_Records contained in a dataset_

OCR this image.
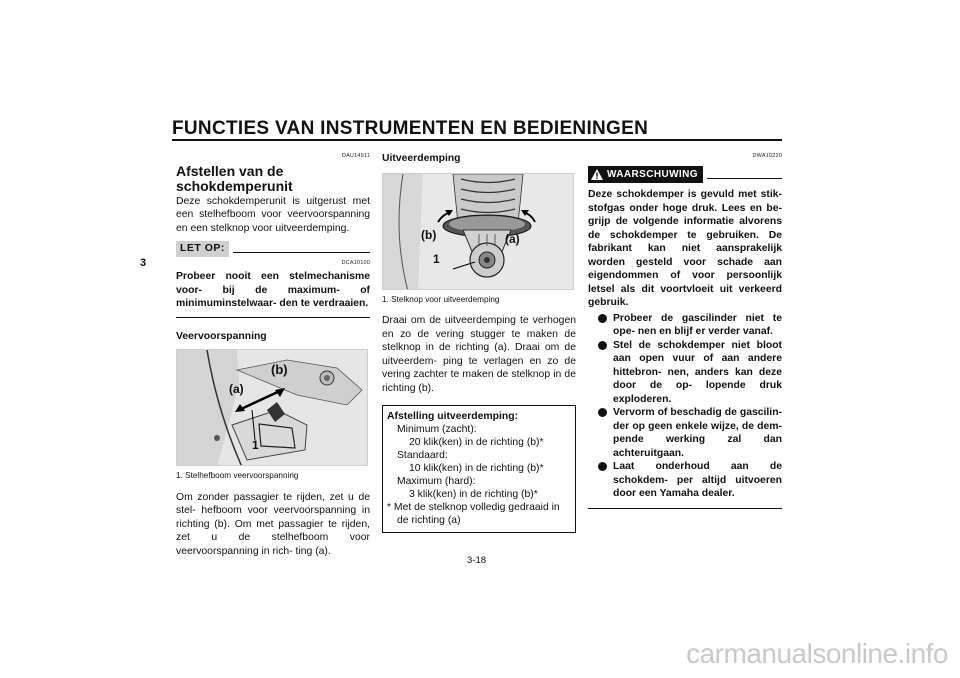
FUNCTIES VAN INSTRUMENTEN EN BEDIENINGEN
3
DAU14911
Afstellen van de schokdemperunit
Deze schokdemperunit is uitgerust met een stelhefboom voor veervoorspanning en een stelknop voor uitveerdemping.
LET OP:
DCA10100
Probeer nooit een stelmechanisme voor- bij de maximum- of minimuminstelwaar- den te verdraaien.
Veervoorspanning
(a)
(b)
1
1. Stelhefboom veervoorspanning
Om zonder passagier te rijden, zet u de stel- hefboom voor veervoorspanning in richting (b). Om met passagier te rijden, zet u de stelhefboom voor veervoorspanning in rich- ting (a).
Uitveerdemping
(b)	(a)
1
1. Stelknop voor uitveerdemping
Draai om de uitveerdemping te verhogen en zo de vering stugger te maken de stelknop in de richting (a). Draai om de uitveerdem- ping te verlagen en zo de vering zachter te maken de stelknop in de richting (b).
Afstelling uitveerdemping:
Minimum (zacht):
20 klik(ken) in de richting (b)*
Standaard:
10 klik(ken) in de richting (b)*
Maximum (hard):
3 klik(ken) in de richting (b)*
* Met de stelknop volledig gedraaid in
de richting (a)
DWA10220
WAARSCHUWING
Deze schokdemper is gevuld met stik- stofgas onder hoge druk. Lees en be- grijp de volgende informatie alvorens de schokdemper te gebruiken. De fabrikant kan niet aansprakelijk worden gesteld voor schade aan eigendommen of voor persoonlijk letsel als dit voortvloeit uit verkeerd gebruik.
Probeer de gascilinder niet te ope- nen en blijf er verder vanaf.
Stel de schokdemper niet bloot aan open vuur of aan andere hittebron- nen, anders kan deze door de op- lopende druk exploderen.
Vervorm of beschadig de gascilin- der op geen enkele wijze, de dem- pende werking zal dan achteruitgaan.
Laat onderhoud aan de schokdem- per altijd uitvoeren door een Yamaha dealer.
3-18
carmanualsonline.info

_Direction_
From start to finish, output the listing exactly, but omit its pictures.

_Solved problem_
OCR this image.
FUNCTIES VAN INSTRUMENTEN EN BEDIENINGEN
3
DAU14911
Afstellen van de schokdemperunit
Deze schokdemperunit is uitgerust met een stelhefboom voor veervoorspanning en een stelknop voor uitveerdemping.
LET OP:
DCA10100
Probeer nooit een stelmechanisme voor- bij de maximum- of minimuminstelwaar- den te verdraaien.
Veervoorspanning
(a)
(b)
1
1. Stelhefboom veervoorspanning
Om zonder passagier te rijden, zet u de stel- hefboom voor veervoorspanning in richting (b). Om met passagier te rijden, zet u de stelhefboom voor veervoorspanning in rich- ting (a).
Uitveerdemping
(b)	(a)
1
1. Stelknop voor uitveerdemping
Draai om de uitveerdemping te verhogen en zo de vering stugger te maken de stelknop in de richting (a). Draai om de uitveerdem- ping te verlagen en zo de vering zachter te maken de stelknop in de richting (b).
Afstelling uitveerdemping:
Minimum (zacht):
20 klik(ken) in de richting (b)*
Standaard:
10 klik(ken) in de richting (b)*
Maximum (hard):
3 klik(ken) in de richting (b)*
* Met de stelknop volledig gedraaid in
de richting (a)
DWA10220
WAARSCHUWING
Deze schokdemper is gevuld met stik- stofgas onder hoge druk. Lees en be- grijp de volgende informatie alvorens de schokdemper te gebruiken. De fabrikant kan niet aansprakelijk worden gesteld voor schade aan eigendommen of voor persoonlijk letsel als dit voortvloeit uit verkeerd gebruik.
Probeer de gascilinder niet te ope- nen en blijf er verder vanaf.
Stel de schokdemper niet bloot aan open vuur of aan andere hittebron- nen, anders kan deze door de op- lopende druk exploderen.
Vervorm of beschadig de gascilin- der op geen enkele wijze, de dem- pende werking zal dan achteruitgaan.
Laat onderhoud aan de schokdem- per altijd uitvoeren door een Yamaha dealer.
3-18
carmanualsonline.info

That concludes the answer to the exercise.